* **Exercise instructions**
Filter the material below, keeping only the lines that contain the string "module". The match is case-sensitive.

[A block of data]
****
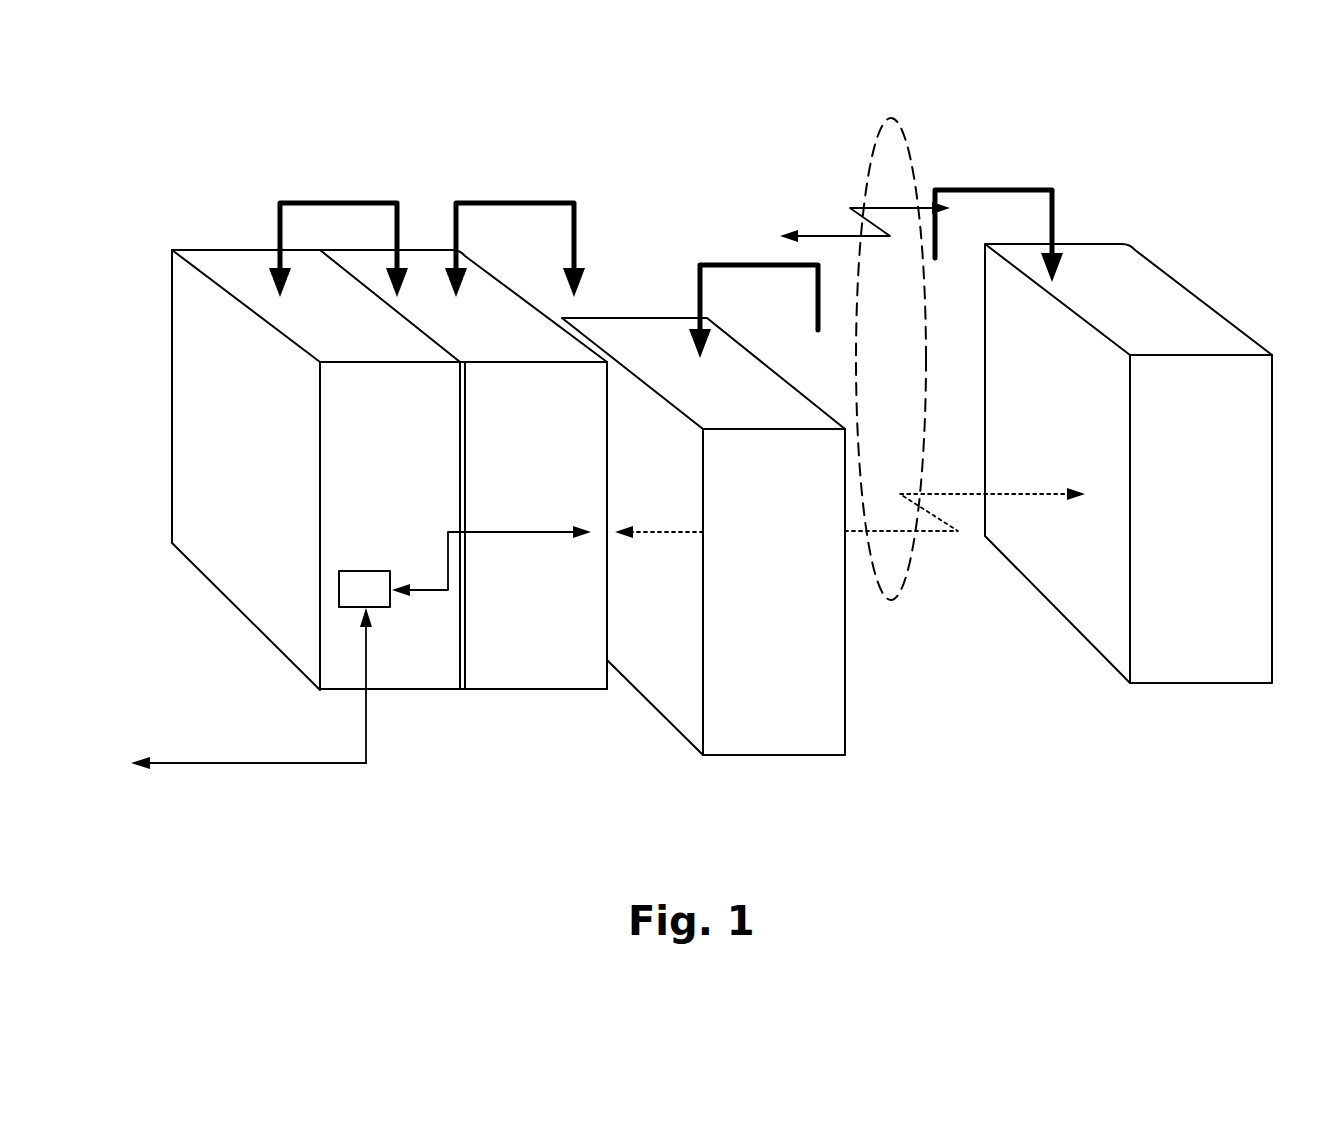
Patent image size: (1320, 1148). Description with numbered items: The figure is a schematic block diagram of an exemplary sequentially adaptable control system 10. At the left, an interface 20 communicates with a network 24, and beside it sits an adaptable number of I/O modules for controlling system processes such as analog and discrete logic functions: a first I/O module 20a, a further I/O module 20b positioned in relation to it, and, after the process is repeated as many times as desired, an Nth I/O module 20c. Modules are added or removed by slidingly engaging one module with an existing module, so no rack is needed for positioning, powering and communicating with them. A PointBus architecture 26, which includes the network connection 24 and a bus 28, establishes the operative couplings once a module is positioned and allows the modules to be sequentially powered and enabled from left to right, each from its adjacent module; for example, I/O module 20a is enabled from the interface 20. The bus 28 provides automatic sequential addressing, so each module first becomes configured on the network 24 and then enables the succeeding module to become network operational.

The system 10 is at (1066, 102).
The interface 20 is at (217, 560).
The I/O module 20a is at (557, 673).
The I/O module 20b is at (790, 745).
The Nth I/O module 20c is at (1200, 672).
The network 24 is at (320, 765).
The PointBus architecture 26 is at (907, 577).
The bus 28 is at (327, 203).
****
* **In response**
Patent image size: (1320, 1148). Description with numbered items: The figure is a schematic block diagram of an exemplary sequentially adaptable control system 10. At the left, an interface 20 communicates with a network 24, and beside it sits an adaptable number of I/O modules for controlling system processes such as analog and discrete logic functions: a first I/O module 20a, a further I/O module 20b positioned in relation to it, and, after the process is repeated as many times as desired, an Nth I/O module 20c. Modules are added or removed by slidingly engaging one module with an existing module, so no rack is needed for positioning, powering and communicating with them. A PointBus architecture 26, which includes the network connection 24 and a bus 28, establishes the operative couplings once a module is positioned and allows the modules to be sequentially powered and enabled from left to right, each from its adjacent module; for example, I/O module 20a is enabled from the interface 20. The bus 28 provides automatic sequential addressing, so each module first becomes configured on the network 24 and then enables the succeeding module to become network operational.
The I/O module 20a is at (557, 673).
The I/O module 20b is at (790, 745).
The Nth I/O module 20c is at (1200, 672).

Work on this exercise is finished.